▶ **Job**:
Gather up every line that includes the string "Office".

▶ **Dataset**:
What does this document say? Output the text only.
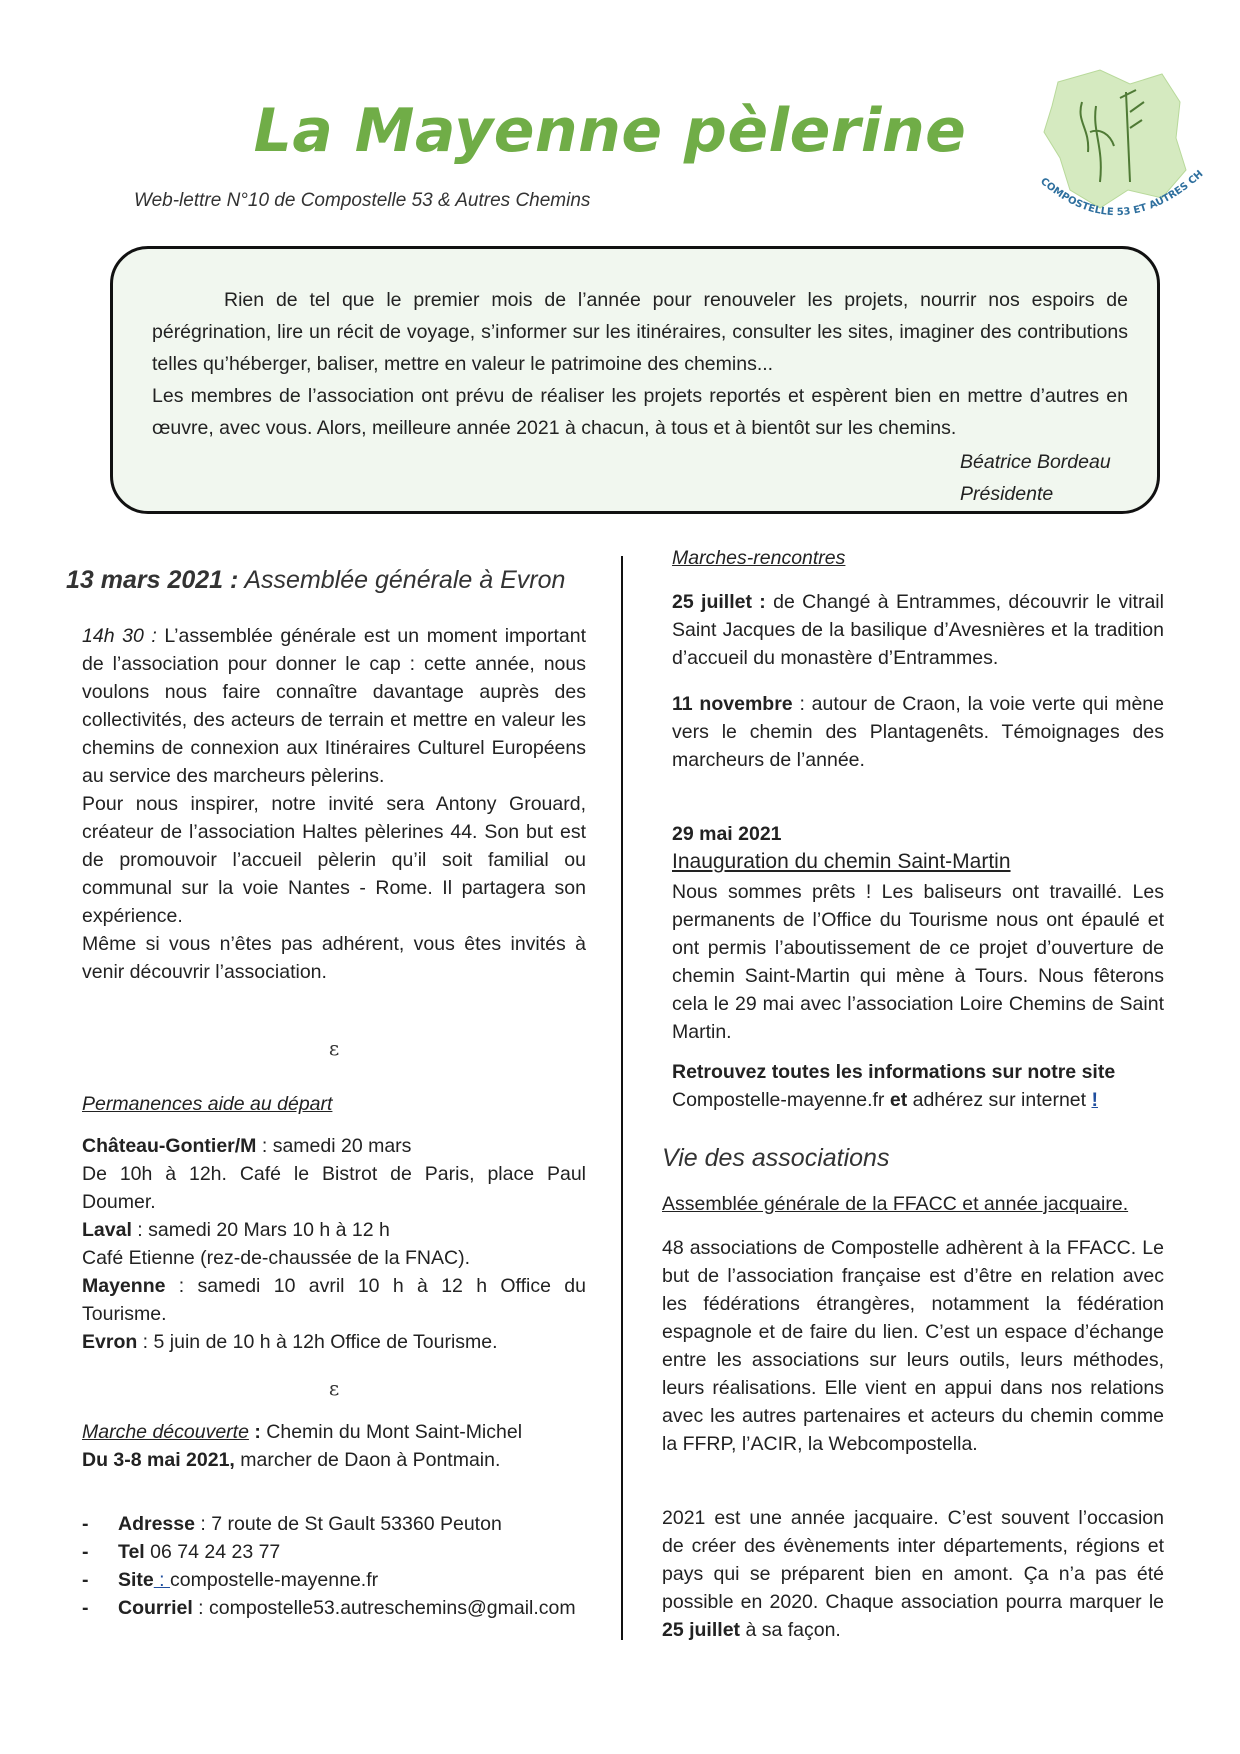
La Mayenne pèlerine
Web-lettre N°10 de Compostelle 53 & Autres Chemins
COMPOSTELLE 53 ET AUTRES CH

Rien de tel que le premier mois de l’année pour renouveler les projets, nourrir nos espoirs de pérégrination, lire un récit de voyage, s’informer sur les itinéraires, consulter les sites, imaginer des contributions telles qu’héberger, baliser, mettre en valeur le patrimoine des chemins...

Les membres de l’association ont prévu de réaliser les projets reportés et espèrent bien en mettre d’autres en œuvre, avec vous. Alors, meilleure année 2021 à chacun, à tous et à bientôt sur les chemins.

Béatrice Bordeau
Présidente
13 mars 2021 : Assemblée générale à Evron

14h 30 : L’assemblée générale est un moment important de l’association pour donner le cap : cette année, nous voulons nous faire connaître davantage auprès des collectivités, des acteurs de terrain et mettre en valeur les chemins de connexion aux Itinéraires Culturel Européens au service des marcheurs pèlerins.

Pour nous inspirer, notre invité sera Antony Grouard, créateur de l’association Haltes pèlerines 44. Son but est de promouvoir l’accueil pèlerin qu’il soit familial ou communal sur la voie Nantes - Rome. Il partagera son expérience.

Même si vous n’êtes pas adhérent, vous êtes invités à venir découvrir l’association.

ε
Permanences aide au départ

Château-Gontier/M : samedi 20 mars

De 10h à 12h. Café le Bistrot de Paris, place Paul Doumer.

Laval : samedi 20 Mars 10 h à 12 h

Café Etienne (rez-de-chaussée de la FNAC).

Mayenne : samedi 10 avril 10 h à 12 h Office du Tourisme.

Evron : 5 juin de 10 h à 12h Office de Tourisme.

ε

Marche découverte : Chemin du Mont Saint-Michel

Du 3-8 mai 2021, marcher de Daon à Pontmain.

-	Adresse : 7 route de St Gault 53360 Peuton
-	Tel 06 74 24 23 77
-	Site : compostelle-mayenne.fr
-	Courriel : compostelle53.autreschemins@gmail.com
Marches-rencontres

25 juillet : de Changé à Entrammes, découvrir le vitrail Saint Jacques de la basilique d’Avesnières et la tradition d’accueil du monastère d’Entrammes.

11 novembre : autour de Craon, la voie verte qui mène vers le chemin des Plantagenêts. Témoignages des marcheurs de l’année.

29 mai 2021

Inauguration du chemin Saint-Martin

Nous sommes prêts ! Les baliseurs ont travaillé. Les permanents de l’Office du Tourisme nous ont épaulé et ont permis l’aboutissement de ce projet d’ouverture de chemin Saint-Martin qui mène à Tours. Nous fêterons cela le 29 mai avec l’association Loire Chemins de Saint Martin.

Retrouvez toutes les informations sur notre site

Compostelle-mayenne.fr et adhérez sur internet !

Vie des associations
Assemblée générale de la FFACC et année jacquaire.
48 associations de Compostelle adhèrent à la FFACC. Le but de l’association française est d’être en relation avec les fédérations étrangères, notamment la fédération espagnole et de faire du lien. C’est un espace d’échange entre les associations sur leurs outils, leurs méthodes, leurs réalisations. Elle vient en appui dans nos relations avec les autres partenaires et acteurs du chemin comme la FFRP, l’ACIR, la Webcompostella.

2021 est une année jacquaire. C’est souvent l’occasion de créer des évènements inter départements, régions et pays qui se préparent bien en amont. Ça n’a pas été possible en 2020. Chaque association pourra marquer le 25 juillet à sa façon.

...

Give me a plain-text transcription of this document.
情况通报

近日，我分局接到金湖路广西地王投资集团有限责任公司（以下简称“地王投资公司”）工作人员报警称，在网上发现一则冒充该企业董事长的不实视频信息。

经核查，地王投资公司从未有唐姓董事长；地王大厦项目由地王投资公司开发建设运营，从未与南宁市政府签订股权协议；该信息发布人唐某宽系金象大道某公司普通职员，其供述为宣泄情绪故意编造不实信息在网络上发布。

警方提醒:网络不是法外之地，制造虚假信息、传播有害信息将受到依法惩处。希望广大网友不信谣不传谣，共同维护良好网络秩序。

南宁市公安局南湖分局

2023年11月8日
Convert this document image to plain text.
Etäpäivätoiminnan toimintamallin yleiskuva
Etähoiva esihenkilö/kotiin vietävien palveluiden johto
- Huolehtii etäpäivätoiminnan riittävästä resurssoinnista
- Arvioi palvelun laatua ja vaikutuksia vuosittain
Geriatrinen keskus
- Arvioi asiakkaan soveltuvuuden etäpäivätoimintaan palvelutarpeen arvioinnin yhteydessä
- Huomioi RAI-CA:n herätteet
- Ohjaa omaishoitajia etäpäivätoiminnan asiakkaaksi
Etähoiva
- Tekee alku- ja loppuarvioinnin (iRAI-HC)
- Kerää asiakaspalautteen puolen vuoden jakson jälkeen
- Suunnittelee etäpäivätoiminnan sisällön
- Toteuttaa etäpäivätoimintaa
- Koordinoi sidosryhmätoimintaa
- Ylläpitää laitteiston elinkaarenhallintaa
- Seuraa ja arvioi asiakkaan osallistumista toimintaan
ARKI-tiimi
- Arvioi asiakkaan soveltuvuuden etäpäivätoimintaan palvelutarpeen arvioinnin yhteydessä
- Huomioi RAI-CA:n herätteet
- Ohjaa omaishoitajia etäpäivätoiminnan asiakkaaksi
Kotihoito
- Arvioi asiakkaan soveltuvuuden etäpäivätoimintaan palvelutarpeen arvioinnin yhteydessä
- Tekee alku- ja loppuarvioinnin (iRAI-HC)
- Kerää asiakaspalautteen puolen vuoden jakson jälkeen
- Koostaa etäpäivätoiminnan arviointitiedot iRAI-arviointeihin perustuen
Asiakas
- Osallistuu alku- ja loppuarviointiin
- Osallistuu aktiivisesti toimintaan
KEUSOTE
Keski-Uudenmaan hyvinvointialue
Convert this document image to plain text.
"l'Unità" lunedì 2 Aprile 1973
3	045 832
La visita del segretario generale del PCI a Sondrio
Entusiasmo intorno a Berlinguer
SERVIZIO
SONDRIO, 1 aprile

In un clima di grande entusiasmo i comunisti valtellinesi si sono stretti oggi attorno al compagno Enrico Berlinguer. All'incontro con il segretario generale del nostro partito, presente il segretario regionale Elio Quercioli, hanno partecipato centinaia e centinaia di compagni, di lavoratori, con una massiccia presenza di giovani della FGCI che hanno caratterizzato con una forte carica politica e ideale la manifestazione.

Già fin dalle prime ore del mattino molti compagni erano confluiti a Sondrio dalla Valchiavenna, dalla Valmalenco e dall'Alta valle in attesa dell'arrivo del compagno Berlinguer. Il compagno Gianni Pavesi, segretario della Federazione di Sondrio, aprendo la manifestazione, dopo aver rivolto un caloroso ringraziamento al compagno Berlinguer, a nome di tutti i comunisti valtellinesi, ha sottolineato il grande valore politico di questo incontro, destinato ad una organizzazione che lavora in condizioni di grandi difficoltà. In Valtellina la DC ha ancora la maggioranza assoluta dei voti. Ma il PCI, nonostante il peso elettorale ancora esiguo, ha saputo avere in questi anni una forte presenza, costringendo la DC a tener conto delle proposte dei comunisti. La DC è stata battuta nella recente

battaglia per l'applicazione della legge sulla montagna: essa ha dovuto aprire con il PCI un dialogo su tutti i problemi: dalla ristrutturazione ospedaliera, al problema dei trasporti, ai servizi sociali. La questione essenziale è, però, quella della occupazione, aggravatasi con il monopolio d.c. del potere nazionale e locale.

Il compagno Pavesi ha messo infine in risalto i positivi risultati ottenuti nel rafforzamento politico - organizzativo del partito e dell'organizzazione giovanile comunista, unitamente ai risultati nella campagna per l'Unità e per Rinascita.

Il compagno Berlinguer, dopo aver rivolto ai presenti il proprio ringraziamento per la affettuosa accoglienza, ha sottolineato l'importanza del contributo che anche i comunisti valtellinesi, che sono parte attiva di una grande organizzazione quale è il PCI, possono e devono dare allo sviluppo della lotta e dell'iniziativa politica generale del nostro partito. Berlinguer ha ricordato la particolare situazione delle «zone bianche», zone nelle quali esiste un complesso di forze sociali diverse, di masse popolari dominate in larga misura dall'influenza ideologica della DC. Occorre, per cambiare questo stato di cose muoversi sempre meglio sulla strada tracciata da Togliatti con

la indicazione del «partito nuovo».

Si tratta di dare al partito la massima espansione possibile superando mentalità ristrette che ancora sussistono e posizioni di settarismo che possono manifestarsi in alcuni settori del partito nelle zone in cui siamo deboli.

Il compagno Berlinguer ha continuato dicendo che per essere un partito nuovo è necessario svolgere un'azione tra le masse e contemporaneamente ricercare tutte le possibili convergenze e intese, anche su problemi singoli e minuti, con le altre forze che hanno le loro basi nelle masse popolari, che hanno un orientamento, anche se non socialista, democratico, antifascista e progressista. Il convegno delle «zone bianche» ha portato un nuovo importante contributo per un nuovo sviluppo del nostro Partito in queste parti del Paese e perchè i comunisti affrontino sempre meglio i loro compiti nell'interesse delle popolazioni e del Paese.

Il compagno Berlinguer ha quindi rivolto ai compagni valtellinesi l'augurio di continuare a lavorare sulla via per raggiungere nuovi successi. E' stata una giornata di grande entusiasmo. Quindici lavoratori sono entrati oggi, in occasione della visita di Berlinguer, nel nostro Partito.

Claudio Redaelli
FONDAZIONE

▶ **Reply to the task**:
Mayenne : samedi 10 avril 10 h à 12 h Office du Tourisme.
Evron : 5 juin de 10 h à 12h Office de Tourisme.
Nous sommes prêts ! Les baliseurs ont travaillé. Les permanents de l’Office du Tourisme nous ont épaulé et ont permis l’aboutissement de ce projet d’ouverture de chemin Saint-Martin qui mène à Tours. Nous fêterons cela le 29 mai avec l’association Loire Chemins de Saint Martin.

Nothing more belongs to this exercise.